(Dataset excerpts)

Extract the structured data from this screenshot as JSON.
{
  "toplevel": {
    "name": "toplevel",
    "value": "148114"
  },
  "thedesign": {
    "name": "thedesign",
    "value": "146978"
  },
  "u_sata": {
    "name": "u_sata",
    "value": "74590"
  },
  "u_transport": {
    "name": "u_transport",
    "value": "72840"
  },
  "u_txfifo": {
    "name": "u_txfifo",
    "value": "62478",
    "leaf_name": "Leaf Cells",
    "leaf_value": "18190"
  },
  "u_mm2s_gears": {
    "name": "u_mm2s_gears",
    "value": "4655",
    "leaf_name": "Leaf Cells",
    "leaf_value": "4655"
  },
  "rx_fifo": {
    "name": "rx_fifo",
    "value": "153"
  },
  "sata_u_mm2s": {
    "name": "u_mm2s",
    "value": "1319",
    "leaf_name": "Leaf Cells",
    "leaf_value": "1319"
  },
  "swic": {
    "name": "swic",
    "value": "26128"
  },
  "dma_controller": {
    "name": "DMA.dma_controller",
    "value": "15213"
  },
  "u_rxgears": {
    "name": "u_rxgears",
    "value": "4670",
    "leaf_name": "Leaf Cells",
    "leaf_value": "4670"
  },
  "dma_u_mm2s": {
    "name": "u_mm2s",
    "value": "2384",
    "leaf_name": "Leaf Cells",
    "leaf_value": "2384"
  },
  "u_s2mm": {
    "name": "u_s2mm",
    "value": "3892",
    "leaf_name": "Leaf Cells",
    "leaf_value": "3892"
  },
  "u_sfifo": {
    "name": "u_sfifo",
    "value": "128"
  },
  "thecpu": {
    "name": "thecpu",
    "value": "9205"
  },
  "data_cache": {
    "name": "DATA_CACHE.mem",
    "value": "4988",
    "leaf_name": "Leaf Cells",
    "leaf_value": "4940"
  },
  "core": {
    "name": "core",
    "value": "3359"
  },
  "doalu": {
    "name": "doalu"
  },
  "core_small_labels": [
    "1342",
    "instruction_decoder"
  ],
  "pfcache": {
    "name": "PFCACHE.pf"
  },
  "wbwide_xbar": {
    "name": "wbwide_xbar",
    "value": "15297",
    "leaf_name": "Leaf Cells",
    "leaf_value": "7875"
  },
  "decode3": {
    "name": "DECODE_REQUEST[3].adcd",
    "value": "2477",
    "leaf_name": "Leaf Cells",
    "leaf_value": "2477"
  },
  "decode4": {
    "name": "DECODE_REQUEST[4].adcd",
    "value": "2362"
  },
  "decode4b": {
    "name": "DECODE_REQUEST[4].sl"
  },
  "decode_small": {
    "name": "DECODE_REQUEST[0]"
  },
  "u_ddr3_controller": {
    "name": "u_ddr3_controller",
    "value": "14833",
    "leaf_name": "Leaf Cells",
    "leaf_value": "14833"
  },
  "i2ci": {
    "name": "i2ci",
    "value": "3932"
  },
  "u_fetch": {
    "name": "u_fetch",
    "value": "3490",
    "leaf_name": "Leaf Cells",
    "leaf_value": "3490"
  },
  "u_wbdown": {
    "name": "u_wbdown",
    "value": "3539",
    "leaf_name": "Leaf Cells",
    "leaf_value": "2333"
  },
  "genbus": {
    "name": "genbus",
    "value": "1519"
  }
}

* [YOUR ASSIGNMENT] Set down an exact copy of the entries above.

* [OUTPUT OF THE TASK]
Extract the structured data from this screenshot as JSON.
{
  "toplevel": {
    "name": "toplevel",
    "value": "148114"
  },
  "thedesign": {
    "name": "thedesign",
    "value": "146978"
  },
  "u_sata": {
    "name": "u_sata",
    "value": "74590"
  },
  "u_transport": {
    "name": "u_transport",
    "value": "72840"
  },
  "u_txfifo": {
    "name": "u_txfifo",
    "value": "62478",
    "leaf_name": "Leaf Cells",
    "leaf_value": "18190"
  },
  "u_mm2s_gears": {
    "name": "u_mm2s_gears",
    "value": "4655",
    "leaf_name": "Leaf Cells",
    "leaf_value": "4655"
  },
  "rx_fifo": {
    "name": "rx_fifo",
    "value": "153"
  },
  "sata_u_mm2s": {
    "name": "u_mm2s",
    "value": "1319",
    "leaf_name": "Leaf Cells",
    "leaf_value": "1319"
  },
  "swic": {
    "name": "swic",
    "value": "26128"
  },
  "dma_controller": {
    "name": "DMA.dma_controller",
    "value": "15213"
  },
  "u_rxgears": {
    "name": "u_rxgears",
    "value": "4670",
    "leaf_name": "Leaf Cells",
    "leaf_value": "4670"
  },
  "dma_u_mm2s": {
    "name": "u_mm2s",
    "value": "2384",
    "leaf_name": "Leaf Cells",
    "leaf_value": "2384"
  },
  "u_s2mm": {
    "name": "u_s2mm",
    "value": "3892",
    "leaf_name": "Leaf Cells",
    "leaf_value": "3892"
  },
  "u_sfifo": {
    "name": "u_sfifo",
    "value": "128"
  },
  "thecpu": {
    "name": "thecpu",
    "value": "9205"
  },
  "data_cache": {
    "name": "DATA_CACHE.mem",
    "value": "4988",
    "leaf_name": "Leaf Cells",
    "leaf_value": "4940"
  },
  "core": {
    "name": "core",
    "value": "3359"
  },
  "doalu": {
    "name": "doalu"
  },
  "core_small_labels": [
    "1342",
    "instruction_decoder"
  ],
  "pfcache": {
    "name": "PFCACHE.pf"
  },
  "wbwide_xbar": {
    "name": "wbwide_xbar",
    "value": "15297",
    "leaf_name": "Leaf Cells",
    "leaf_value": "7875"
  },
  "decode3": {
    "name": "DECODE_REQUEST[3].adcd",
    "value": "2477",
    "leaf_name": "Leaf Cells",
    "leaf_value": "2477"
  },
  "decode4": {
    "name": "DECODE_REQUEST[4].adcd",
    "value": "2362"
  },
  "decode4b": {
    "name": "DECODE_REQUEST[4].sl"
  },
  "decode_small": {
    "name": "DECODE_REQUEST[0]"
  },
  "u_ddr3_controller": {
    "name": "u_ddr3_controller",
    "value": "14833",
    "leaf_name": "Leaf Cells",
    "leaf_value": "14833"
  },
  "i2ci": {
    "name": "i2ci",
    "value": "3932"
  },
  "u_fetch": {
    "name": "u_fetch",
    "value": "3490",
    "leaf_name": "Leaf Cells",
    "leaf_value": "3490"
  },
  "u_wbdown": {
    "name": "u_wbdown",
    "value": "3539",
    "leaf_name": "Leaf Cells",
    "leaf_value": "2333"
  },
  "genbus": {
    "name": "genbus",
    "value": "1519"
  }
}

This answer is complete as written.